» What to work on:
Your task is to transcribe all of the records exactly and leave out the pictures.

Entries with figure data

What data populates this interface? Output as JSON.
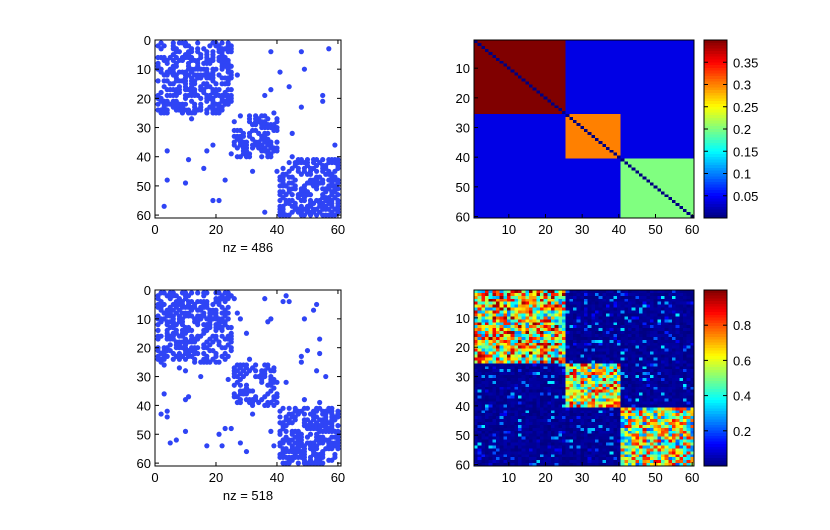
{
  "chart_data": [
    {
      "type": "scatter",
      "panel": "spy-top-left",
      "xlabel": "nz = 486",
      "xlim": [
        0,
        61
      ],
      "ylim": [
        0,
        61
      ],
      "yreversed": true,
      "xticks": [
        "0",
        "20",
        "40",
        "60"
      ],
      "yticks": [
        "0",
        "10",
        "20",
        "30",
        "40",
        "50",
        "60"
      ],
      "marker_color": "#2f44f5",
      "blocks": [
        [
          1,
          25
        ],
        [
          26,
          40
        ],
        [
          41,
          60
        ]
      ],
      "block_density": 0.48,
      "offblock_density": 0.018,
      "seed": 7
    },
    {
      "type": "heatmap",
      "panel": "image-top-right",
      "xlim": [
        0.5,
        60.5
      ],
      "ylim": [
        0.5,
        60.5
      ],
      "xticks": [
        "10",
        "20",
        "30",
        "40",
        "50",
        "60"
      ],
      "yticks": [
        "10",
        "20",
        "30",
        "40",
        "50",
        "60"
      ],
      "colormap": "jet",
      "clim": [
        0,
        0.4
      ],
      "colorbar_ticks": [
        "0.05",
        "0.1",
        "0.15",
        "0.2",
        "0.25",
        "0.3",
        "0.35"
      ],
      "blocks": [
        {
          "rows": [
            1,
            25
          ],
          "value": 0.4
        },
        {
          "rows": [
            26,
            40
          ],
          "value": 0.3
        },
        {
          "rows": [
            41,
            60
          ],
          "value": 0.2
        }
      ],
      "background_value": 0.04,
      "diagonal_value": 0
    },
    {
      "type": "scatter",
      "panel": "spy-bottom-left",
      "xlabel": "nz = 518",
      "xlim": [
        0,
        61
      ],
      "ylim": [
        0,
        61
      ],
      "yreversed": true,
      "xticks": [
        "0",
        "20",
        "40",
        "60"
      ],
      "yticks": [
        "0",
        "10",
        "20",
        "30",
        "40",
        "50",
        "60"
      ],
      "marker_color": "#2f44f5",
      "blocks": [
        [
          1,
          25
        ],
        [
          26,
          40
        ],
        [
          41,
          60
        ]
      ],
      "block_density": 0.5,
      "offblock_density": 0.02,
      "seed": 19
    },
    {
      "type": "heatmap",
      "panel": "image-bottom-right",
      "xlim": [
        0.5,
        60.5
      ],
      "ylim": [
        0.5,
        60.5
      ],
      "xticks": [
        "10",
        "20",
        "30",
        "40",
        "50",
        "60"
      ],
      "yticks": [
        "10",
        "20",
        "30",
        "40",
        "50",
        "60"
      ],
      "colormap": "jet",
      "clim": [
        0,
        1
      ],
      "colorbar_ticks": [
        "0.2",
        "0.4",
        "0.6",
        "0.8"
      ],
      "blocks": [
        {
          "rows": [
            1,
            25
          ],
          "value_range": [
            0.25,
            1.0
          ]
        },
        {
          "rows": [
            26,
            40
          ],
          "value_range": [
            0.25,
            0.95
          ]
        },
        {
          "rows": [
            41,
            60
          ],
          "value_range": [
            0.2,
            0.9
          ]
        }
      ],
      "background_range": [
        0.0,
        0.12
      ],
      "seed": 31
    }
  ]
}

» Written answer:
What data populates this interface? Output as JSON.
{
  "chart_data": [
    {
      "type": "scatter",
      "panel": "spy-top-left",
      "xlabel": "nz = 486",
      "xlim": [
        0,
        61
      ],
      "ylim": [
        0,
        61
      ],
      "yreversed": true,
      "xticks": [
        "0",
        "20",
        "40",
        "60"
      ],
      "yticks": [
        "0",
        "10",
        "20",
        "30",
        "40",
        "50",
        "60"
      ],
      "marker_color": "#2f44f5",
      "blocks": [
        [
          1,
          25
        ],
        [
          26,
          40
        ],
        [
          41,
          60
        ]
      ],
      "block_density": 0.48,
      "offblock_density": 0.018,
      "seed": 7
    },
    {
      "type": "heatmap",
      "panel": "image-top-right",
      "xlim": [
        0.5,
        60.5
      ],
      "ylim": [
        0.5,
        60.5
      ],
      "xticks": [
        "10",
        "20",
        "30",
        "40",
        "50",
        "60"
      ],
      "yticks": [
        "10",
        "20",
        "30",
        "40",
        "50",
        "60"
      ],
      "colormap": "jet",
      "clim": [
        0,
        0.4
      ],
      "colorbar_ticks": [
        "0.05",
        "0.1",
        "0.15",
        "0.2",
        "0.25",
        "0.3",
        "0.35"
      ],
      "blocks": [
        {
          "rows": [
            1,
            25
          ],
          "value": 0.4
        },
        {
          "rows": [
            26,
            40
          ],
          "value": 0.3
        },
        {
          "rows": [
            41,
            60
          ],
          "value": 0.2
        }
      ],
      "background_value": 0.04,
      "diagonal_value": 0
    },
    {
      "type": "scatter",
      "panel": "spy-bottom-left",
      "xlabel": "nz = 518",
      "xlim": [
        0,
        61
      ],
      "ylim": [
        0,
        61
      ],
      "yreversed": true,
      "xticks": [
        "0",
        "20",
        "40",
        "60"
      ],
      "yticks": [
        "0",
        "10",
        "20",
        "30",
        "40",
        "50",
        "60"
      ],
      "marker_color": "#2f44f5",
      "blocks": [
        [
          1,
          25
        ],
        [
          26,
          40
        ],
        [
          41,
          60
        ]
      ],
      "block_density": 0.5,
      "offblock_density": 0.02,
      "seed": 19
    },
    {
      "type": "heatmap",
      "panel": "image-bottom-right",
      "xlim": [
        0.5,
        60.5
      ],
      "ylim": [
        0.5,
        60.5
      ],
      "xticks": [
        "10",
        "20",
        "30",
        "40",
        "50",
        "60"
      ],
      "yticks": [
        "10",
        "20",
        "30",
        "40",
        "50",
        "60"
      ],
      "colormap": "jet",
      "clim": [
        0,
        1
      ],
      "colorbar_ticks": [
        "0.2",
        "0.4",
        "0.6",
        "0.8"
      ],
      "blocks": [
        {
          "rows": [
            1,
            25
          ],
          "value_range": [
            0.25,
            1.0
          ]
        },
        {
          "rows": [
            26,
            40
          ],
          "value_range": [
            0.25,
            0.95
          ]
        },
        {
          "rows": [
            41,
            60
          ],
          "value_range": [
            0.2,
            0.9
          ]
        }
      ],
      "background_range": [
        0.0,
        0.12
      ],
      "seed": 31
    }
  ]
}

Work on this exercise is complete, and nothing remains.